OBJECTIVE — Of all the lines here, how many include the string "true"? Answer with the number only.

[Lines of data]

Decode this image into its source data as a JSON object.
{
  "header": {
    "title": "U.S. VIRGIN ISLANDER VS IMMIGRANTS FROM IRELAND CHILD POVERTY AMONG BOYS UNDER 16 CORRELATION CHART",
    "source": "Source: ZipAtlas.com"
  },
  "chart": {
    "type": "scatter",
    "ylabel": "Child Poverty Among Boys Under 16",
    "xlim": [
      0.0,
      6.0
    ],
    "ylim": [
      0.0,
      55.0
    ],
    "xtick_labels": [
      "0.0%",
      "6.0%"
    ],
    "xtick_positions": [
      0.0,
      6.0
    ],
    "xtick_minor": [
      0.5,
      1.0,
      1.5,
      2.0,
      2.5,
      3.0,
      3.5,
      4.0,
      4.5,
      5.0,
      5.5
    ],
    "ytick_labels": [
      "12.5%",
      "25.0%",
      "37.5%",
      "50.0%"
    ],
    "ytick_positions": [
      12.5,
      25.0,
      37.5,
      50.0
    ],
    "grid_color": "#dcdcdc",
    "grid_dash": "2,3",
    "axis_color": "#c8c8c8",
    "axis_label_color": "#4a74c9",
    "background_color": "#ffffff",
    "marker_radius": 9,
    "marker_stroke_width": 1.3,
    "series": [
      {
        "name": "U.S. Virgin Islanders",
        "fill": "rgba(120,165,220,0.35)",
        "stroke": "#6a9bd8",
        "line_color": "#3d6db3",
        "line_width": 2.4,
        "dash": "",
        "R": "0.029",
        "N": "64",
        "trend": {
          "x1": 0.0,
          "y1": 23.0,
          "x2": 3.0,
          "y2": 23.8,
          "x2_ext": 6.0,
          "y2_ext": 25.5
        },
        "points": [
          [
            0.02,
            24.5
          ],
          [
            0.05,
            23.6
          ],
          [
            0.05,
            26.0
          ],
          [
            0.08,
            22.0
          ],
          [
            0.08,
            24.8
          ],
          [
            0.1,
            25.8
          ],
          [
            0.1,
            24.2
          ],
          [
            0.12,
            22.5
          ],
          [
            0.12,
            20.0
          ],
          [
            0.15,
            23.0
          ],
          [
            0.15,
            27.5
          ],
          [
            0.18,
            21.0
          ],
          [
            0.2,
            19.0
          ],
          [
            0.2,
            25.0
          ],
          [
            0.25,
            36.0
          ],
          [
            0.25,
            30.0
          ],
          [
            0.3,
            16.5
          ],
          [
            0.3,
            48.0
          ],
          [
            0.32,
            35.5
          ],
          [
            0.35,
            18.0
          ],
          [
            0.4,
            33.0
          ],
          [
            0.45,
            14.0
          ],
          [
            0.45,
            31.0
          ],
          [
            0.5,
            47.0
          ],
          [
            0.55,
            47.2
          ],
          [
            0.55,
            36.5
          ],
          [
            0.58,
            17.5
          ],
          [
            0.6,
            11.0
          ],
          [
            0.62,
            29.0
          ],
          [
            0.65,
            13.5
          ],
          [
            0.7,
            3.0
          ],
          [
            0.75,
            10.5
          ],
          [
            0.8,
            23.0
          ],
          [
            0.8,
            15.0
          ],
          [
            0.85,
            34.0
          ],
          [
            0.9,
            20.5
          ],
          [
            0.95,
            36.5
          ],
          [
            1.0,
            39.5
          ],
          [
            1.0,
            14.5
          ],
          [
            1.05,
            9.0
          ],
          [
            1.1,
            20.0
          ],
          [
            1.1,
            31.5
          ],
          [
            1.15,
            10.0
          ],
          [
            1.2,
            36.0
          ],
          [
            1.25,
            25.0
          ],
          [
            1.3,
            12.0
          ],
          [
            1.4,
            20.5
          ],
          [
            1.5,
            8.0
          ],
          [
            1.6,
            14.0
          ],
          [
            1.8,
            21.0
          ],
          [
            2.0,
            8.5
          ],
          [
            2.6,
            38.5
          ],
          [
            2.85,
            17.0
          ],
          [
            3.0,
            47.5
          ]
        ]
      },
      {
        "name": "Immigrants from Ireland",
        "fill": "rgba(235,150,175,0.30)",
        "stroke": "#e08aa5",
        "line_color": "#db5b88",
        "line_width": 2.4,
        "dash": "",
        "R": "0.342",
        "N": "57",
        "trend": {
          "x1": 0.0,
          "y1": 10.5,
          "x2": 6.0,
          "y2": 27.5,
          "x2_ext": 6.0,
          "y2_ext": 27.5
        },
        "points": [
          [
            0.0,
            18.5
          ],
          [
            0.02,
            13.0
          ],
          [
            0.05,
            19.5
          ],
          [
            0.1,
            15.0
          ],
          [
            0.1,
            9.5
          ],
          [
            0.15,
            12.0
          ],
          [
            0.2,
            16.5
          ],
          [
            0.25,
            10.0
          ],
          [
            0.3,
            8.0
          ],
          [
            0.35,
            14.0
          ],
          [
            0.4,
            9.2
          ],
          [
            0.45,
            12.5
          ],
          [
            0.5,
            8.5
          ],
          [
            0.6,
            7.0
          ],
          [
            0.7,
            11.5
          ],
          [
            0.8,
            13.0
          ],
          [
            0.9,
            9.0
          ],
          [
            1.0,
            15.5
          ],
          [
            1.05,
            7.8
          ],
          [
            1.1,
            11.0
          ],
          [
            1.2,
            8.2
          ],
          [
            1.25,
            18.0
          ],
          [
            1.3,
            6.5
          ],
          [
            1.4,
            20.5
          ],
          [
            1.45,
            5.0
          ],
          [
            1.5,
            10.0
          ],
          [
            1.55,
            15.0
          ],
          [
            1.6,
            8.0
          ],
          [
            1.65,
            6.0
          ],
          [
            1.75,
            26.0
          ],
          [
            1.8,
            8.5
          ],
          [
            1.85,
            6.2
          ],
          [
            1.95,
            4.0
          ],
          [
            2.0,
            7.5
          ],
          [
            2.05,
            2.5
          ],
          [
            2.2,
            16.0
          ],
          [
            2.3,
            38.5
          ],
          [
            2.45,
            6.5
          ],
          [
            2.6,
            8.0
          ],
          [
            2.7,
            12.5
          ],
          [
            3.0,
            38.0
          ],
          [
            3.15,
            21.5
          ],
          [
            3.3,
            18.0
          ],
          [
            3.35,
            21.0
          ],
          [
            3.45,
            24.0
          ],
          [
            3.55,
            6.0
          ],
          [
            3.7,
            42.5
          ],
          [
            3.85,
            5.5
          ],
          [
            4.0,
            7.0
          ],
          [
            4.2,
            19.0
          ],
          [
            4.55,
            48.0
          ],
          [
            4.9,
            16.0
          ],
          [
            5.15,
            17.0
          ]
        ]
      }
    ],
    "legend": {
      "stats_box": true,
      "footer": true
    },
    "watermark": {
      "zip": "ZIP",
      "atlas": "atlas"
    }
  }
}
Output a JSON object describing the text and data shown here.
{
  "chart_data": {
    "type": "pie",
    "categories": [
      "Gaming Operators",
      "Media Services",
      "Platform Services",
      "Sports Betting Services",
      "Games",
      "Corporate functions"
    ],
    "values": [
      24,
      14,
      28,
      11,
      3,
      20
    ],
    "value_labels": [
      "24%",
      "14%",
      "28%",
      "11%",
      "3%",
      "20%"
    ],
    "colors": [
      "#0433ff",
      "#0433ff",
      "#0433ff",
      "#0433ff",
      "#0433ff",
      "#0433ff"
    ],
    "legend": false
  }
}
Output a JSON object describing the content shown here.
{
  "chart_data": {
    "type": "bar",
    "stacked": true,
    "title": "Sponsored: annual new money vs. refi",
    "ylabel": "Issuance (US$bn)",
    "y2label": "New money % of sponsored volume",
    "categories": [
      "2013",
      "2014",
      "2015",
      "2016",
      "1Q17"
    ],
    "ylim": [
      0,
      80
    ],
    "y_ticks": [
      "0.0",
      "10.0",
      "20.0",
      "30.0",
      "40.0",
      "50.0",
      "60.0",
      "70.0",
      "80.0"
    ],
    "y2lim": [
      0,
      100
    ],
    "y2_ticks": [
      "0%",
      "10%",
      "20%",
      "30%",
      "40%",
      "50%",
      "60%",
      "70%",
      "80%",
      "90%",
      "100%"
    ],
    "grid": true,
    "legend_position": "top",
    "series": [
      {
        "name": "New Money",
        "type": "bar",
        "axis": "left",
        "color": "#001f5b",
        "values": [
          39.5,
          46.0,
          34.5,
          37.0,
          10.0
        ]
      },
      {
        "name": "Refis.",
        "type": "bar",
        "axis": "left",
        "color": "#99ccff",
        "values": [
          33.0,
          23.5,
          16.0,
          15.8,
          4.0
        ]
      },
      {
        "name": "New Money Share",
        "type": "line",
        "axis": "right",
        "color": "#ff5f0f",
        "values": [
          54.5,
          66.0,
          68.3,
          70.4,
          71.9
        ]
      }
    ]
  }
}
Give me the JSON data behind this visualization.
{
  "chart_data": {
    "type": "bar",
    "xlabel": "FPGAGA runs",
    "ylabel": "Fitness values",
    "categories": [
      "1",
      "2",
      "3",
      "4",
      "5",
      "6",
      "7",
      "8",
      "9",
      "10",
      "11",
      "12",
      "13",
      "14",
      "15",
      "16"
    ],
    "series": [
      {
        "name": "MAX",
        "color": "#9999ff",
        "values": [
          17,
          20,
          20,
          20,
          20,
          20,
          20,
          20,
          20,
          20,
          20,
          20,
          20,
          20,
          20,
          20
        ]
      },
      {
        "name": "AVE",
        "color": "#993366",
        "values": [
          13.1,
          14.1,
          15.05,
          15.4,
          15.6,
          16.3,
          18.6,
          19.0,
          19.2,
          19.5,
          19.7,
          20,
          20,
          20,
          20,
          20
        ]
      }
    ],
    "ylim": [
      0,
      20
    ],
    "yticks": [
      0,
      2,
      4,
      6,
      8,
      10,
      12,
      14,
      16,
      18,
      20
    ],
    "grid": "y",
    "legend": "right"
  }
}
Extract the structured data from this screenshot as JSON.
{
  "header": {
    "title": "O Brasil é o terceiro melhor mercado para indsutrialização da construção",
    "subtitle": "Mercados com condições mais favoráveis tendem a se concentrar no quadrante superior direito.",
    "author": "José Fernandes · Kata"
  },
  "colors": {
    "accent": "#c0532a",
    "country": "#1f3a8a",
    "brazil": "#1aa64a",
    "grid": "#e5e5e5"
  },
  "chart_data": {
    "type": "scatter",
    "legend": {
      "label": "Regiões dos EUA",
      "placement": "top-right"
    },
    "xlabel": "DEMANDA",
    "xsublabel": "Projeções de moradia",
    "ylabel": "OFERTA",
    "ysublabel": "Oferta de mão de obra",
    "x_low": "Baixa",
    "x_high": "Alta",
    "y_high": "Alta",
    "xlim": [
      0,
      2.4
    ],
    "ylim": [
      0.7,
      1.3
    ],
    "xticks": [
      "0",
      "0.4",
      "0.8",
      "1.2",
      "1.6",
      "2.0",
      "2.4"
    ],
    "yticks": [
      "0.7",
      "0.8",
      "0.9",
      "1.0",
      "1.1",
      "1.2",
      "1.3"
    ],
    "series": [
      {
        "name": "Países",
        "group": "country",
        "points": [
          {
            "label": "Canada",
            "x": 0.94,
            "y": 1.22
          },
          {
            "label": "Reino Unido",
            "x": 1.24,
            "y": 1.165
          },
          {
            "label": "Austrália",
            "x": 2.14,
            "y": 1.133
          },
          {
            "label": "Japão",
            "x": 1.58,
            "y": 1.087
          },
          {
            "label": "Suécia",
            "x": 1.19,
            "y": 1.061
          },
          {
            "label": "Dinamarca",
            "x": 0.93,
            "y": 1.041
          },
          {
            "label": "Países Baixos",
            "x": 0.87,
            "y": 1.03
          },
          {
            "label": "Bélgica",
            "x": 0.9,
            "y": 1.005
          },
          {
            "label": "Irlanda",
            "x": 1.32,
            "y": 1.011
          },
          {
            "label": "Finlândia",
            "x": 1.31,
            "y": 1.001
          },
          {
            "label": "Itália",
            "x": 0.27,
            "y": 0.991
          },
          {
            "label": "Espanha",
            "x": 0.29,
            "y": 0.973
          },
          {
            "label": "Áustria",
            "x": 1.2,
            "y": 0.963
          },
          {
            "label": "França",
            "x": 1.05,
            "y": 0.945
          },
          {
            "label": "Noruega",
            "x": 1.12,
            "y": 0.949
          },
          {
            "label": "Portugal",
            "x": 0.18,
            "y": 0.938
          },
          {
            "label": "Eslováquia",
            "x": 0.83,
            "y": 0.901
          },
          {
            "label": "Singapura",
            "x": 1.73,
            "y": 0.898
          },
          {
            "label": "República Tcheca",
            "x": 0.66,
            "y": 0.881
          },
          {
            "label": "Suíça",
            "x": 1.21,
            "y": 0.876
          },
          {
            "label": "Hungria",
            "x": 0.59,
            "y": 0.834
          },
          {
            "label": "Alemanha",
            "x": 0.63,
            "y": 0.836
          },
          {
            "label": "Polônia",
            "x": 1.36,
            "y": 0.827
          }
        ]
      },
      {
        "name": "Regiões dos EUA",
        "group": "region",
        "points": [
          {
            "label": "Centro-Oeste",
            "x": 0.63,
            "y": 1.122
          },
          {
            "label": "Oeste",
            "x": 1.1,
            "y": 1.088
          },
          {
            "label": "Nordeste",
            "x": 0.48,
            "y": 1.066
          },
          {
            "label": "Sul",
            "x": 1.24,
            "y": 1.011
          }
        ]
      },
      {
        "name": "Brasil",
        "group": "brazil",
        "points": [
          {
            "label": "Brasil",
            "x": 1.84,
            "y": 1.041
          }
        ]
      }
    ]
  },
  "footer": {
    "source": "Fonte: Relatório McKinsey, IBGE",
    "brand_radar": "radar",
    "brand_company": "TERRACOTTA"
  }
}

ANSWER TO THIS PROBLEM — 4